**RAW RECORDS**.
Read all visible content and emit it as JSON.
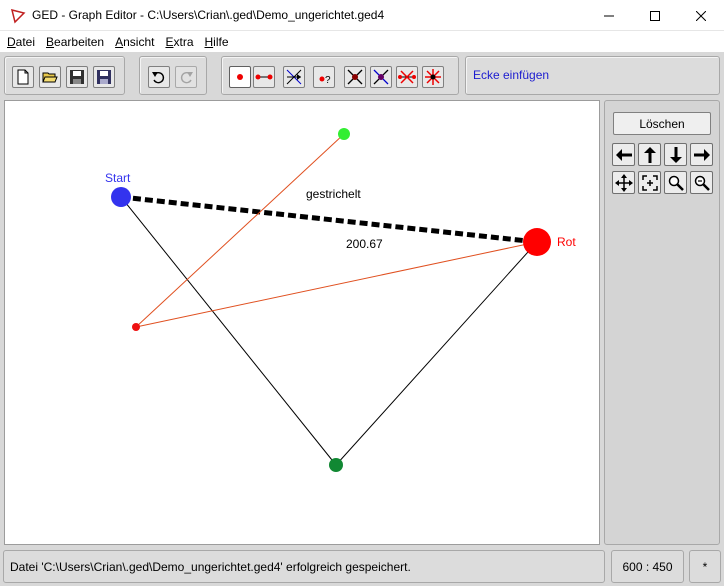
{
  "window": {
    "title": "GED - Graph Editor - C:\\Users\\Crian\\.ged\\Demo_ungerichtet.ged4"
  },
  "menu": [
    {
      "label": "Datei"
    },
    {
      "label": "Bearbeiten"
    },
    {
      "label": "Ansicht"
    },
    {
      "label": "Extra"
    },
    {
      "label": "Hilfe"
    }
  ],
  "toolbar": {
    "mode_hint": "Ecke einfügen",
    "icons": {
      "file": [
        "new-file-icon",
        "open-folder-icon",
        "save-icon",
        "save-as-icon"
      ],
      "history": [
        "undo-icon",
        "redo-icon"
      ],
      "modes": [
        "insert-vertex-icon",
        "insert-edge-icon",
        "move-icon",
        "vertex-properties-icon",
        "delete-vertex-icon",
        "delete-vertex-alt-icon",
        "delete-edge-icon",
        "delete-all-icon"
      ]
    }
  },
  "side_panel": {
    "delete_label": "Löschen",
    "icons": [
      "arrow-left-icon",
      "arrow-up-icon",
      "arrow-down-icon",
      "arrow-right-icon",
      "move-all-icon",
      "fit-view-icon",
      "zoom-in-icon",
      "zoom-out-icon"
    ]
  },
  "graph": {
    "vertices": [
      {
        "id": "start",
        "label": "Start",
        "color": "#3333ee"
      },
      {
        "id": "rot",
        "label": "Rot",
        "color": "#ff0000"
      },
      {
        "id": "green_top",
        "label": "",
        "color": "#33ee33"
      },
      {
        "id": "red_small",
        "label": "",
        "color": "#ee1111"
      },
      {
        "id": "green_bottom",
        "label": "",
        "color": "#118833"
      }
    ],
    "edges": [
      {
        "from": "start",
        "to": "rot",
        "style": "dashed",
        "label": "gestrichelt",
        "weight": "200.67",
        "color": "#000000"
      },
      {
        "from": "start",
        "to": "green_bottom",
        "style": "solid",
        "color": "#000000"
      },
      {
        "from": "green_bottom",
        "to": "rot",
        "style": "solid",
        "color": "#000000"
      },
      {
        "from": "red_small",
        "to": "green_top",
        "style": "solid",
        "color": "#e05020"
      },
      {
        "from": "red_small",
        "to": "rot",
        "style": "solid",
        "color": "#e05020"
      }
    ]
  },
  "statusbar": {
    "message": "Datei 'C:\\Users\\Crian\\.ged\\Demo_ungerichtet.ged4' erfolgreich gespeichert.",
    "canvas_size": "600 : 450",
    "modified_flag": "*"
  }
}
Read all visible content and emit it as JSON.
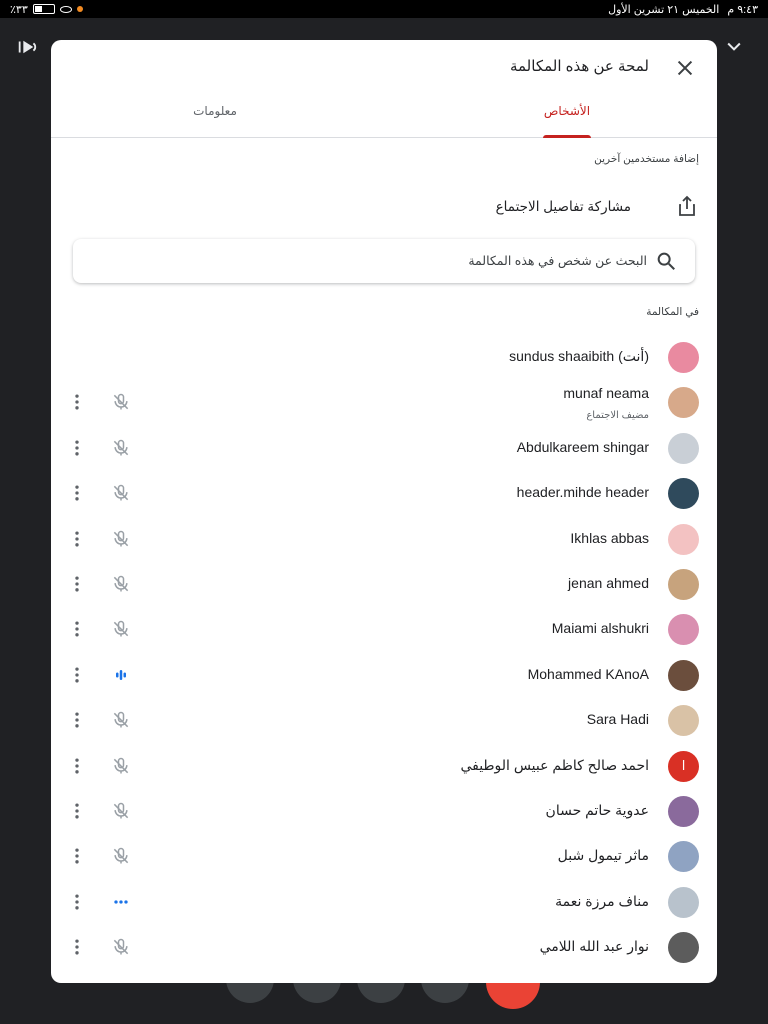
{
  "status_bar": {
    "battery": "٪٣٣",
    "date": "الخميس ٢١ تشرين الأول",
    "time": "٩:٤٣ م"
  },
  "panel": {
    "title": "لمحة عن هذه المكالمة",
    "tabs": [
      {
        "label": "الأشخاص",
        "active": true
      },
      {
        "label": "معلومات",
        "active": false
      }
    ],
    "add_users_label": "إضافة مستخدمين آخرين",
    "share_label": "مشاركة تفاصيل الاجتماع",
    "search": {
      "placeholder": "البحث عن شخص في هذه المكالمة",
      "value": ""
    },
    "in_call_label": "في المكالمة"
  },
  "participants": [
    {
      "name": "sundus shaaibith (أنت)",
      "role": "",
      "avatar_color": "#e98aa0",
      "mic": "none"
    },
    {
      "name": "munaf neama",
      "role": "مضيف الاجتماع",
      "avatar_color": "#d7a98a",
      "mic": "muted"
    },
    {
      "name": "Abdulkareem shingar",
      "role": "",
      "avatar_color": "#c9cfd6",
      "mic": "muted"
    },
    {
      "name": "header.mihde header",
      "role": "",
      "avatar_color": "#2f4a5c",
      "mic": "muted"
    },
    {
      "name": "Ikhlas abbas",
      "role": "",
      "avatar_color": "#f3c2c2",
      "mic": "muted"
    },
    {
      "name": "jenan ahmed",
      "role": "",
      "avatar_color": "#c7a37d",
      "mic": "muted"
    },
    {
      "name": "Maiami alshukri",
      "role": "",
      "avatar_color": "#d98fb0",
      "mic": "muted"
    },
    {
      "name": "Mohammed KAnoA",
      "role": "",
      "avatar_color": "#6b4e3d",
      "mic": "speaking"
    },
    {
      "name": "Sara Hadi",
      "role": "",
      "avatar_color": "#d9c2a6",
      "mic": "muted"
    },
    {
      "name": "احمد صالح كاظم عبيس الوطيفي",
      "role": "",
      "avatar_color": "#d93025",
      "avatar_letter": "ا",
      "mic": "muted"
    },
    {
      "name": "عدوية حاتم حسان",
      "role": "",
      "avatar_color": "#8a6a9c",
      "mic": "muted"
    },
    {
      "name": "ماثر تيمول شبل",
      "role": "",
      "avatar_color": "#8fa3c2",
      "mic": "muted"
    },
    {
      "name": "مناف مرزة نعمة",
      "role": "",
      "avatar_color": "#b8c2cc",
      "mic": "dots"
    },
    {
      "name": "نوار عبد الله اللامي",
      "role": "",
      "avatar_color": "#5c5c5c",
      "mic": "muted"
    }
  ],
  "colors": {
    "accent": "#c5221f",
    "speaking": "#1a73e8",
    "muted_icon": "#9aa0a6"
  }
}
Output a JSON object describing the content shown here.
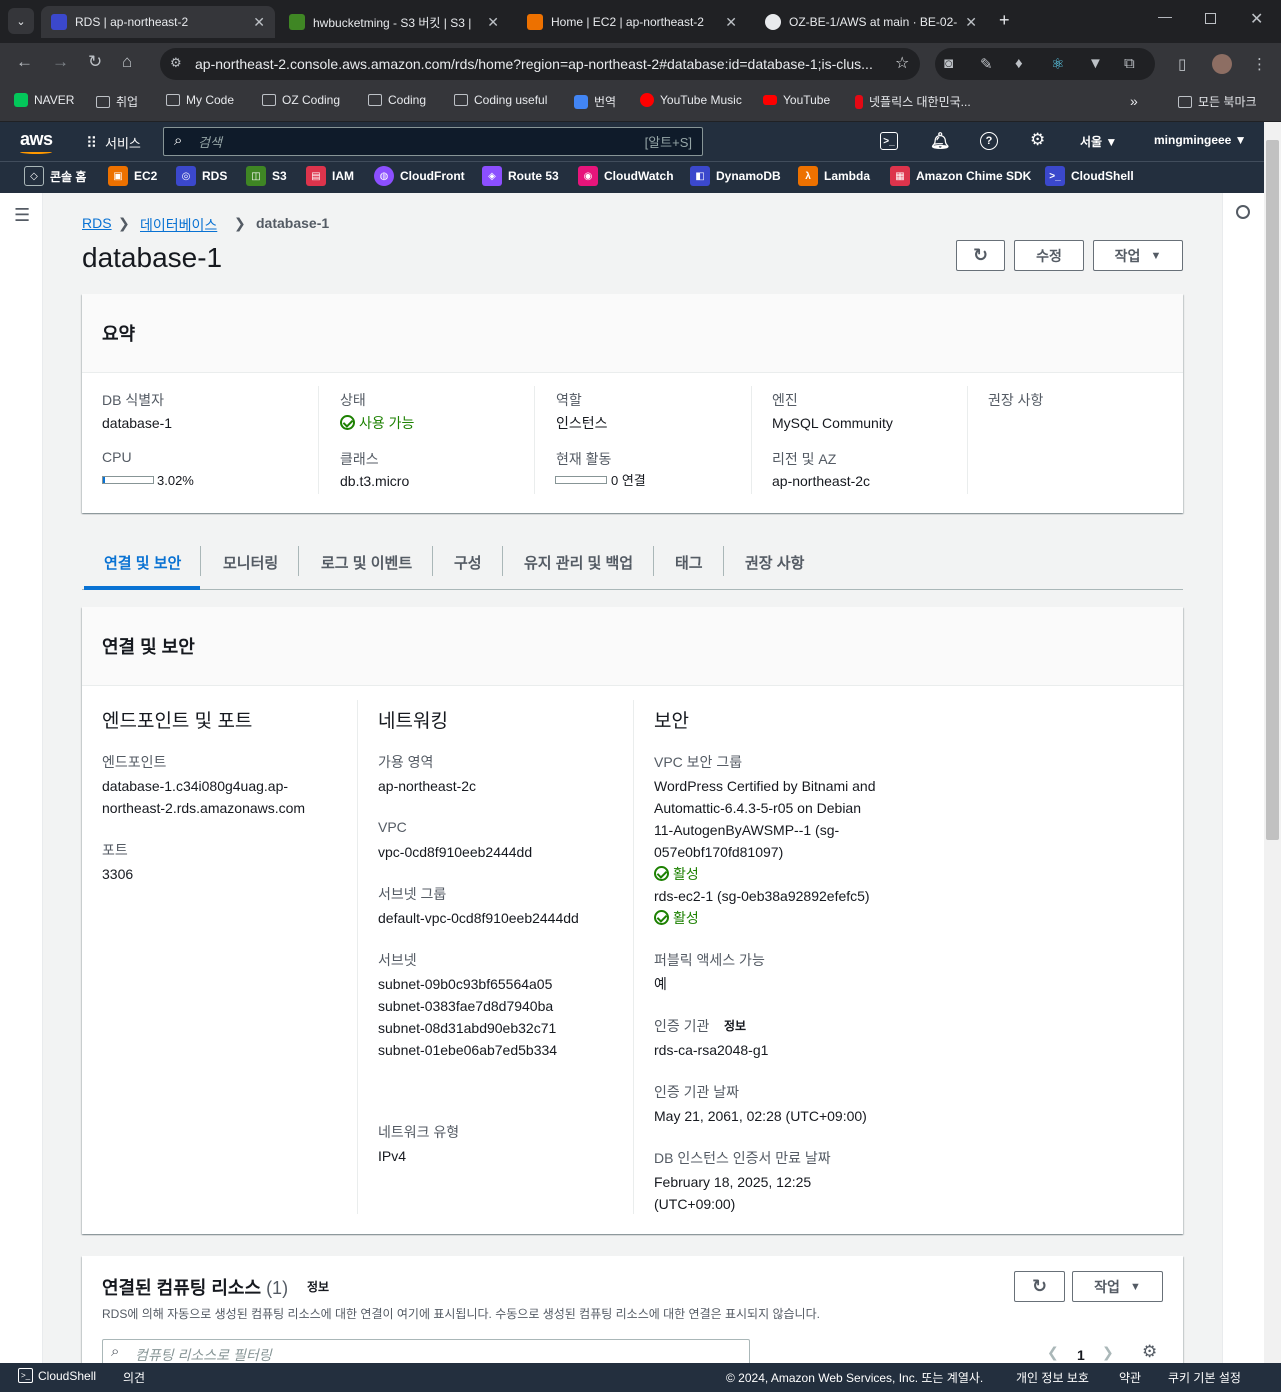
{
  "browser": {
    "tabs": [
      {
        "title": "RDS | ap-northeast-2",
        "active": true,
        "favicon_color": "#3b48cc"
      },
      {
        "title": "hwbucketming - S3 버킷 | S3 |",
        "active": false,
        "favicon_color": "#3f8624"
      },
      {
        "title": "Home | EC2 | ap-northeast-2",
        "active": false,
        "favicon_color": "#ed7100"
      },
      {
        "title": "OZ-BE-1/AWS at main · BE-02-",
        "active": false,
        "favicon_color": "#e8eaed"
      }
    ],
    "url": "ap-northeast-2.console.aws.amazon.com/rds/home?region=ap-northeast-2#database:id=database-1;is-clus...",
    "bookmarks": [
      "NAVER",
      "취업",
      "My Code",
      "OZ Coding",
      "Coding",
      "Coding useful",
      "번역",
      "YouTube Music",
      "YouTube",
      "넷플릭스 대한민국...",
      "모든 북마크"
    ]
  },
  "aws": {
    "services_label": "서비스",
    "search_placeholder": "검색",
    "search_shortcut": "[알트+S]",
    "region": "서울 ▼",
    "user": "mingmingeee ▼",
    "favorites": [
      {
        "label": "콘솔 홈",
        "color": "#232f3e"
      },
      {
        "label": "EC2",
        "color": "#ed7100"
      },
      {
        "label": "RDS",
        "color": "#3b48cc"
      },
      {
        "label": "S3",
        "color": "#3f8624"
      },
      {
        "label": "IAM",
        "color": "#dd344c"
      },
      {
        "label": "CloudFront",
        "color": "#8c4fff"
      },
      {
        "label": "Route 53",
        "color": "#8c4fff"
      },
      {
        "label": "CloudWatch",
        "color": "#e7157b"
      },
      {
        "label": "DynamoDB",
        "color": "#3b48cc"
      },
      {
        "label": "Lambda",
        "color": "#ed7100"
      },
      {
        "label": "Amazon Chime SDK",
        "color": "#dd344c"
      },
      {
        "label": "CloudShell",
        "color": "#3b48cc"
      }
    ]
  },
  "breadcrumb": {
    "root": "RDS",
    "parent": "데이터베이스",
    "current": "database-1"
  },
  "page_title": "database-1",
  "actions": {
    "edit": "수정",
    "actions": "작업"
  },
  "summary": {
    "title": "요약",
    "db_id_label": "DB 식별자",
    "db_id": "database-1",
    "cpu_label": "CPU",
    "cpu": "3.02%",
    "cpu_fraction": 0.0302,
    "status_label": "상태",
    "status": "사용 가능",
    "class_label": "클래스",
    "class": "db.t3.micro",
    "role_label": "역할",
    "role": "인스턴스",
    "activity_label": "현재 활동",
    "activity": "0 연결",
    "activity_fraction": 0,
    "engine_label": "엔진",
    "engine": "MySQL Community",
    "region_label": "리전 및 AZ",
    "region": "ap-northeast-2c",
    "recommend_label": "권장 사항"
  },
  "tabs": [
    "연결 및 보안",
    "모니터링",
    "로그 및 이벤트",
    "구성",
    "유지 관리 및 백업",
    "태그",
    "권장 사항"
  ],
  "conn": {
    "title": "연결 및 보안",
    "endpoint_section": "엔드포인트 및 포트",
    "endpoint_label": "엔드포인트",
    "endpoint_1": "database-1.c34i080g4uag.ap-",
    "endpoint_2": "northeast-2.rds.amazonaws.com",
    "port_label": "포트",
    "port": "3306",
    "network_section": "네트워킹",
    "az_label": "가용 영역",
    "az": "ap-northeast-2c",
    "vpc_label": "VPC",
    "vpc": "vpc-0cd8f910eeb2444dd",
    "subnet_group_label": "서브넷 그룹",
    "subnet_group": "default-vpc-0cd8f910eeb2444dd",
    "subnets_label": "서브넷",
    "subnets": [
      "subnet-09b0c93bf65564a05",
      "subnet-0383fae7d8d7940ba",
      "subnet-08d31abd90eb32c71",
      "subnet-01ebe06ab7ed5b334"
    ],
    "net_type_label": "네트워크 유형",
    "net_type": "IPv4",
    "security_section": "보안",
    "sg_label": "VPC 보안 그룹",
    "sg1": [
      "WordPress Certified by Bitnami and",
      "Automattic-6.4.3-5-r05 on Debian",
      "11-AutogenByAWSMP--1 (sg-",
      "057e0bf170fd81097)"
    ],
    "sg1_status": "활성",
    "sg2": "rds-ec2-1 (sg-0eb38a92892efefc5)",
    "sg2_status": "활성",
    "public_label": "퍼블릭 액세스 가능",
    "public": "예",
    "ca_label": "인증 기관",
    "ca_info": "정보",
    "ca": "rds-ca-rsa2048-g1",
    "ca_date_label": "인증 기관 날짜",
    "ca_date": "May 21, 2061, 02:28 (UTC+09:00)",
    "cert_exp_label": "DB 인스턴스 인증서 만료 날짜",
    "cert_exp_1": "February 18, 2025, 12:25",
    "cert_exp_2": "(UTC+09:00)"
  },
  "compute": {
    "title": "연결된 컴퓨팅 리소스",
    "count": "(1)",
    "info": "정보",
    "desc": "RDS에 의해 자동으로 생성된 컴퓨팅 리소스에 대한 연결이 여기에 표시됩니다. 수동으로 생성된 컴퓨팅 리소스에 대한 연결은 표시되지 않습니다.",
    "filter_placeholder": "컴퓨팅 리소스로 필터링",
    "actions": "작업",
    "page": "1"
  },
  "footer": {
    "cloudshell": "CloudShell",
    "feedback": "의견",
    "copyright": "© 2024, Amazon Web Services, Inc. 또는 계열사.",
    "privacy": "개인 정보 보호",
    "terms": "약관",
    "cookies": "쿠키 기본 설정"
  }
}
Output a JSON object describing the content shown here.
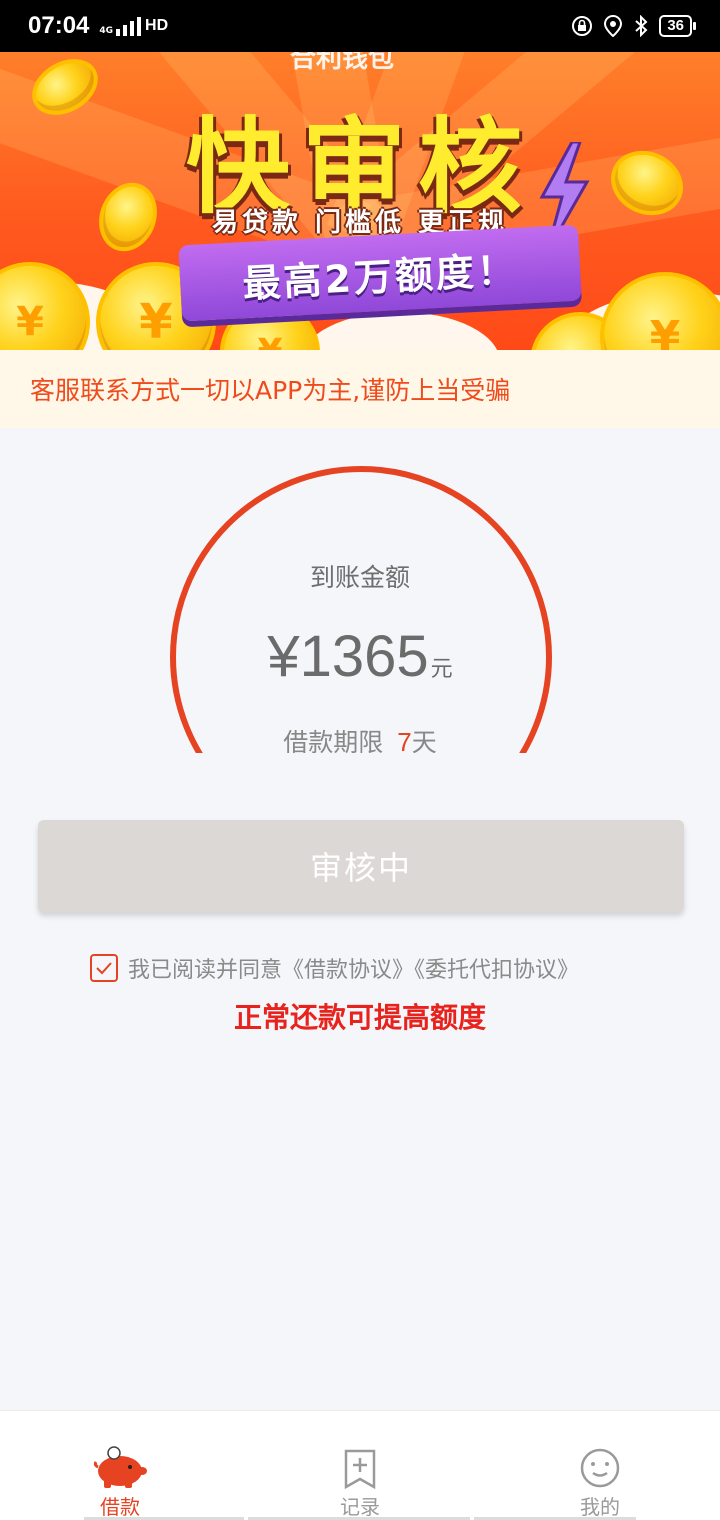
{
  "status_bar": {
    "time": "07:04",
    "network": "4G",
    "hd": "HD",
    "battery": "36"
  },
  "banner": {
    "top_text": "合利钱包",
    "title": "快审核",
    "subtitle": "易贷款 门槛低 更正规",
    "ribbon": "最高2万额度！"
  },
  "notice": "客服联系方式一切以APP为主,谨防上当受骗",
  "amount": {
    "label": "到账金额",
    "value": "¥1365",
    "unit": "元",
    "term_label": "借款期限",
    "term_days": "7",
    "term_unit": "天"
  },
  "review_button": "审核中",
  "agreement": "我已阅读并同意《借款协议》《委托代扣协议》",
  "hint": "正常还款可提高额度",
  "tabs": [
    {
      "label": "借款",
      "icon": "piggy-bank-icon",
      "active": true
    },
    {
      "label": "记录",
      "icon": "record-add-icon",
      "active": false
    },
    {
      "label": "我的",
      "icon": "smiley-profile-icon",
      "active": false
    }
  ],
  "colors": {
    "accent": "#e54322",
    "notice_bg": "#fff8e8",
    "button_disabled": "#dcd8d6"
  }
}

**STATED GOAL**. Locate the word "인스턴스" in the records above, and return each line that has it.

**WRITTEN SOLUTION**.
    "role": "인스턴스",
    "cert_exp_label": "DB 인스턴스 인증서 만료 날짜",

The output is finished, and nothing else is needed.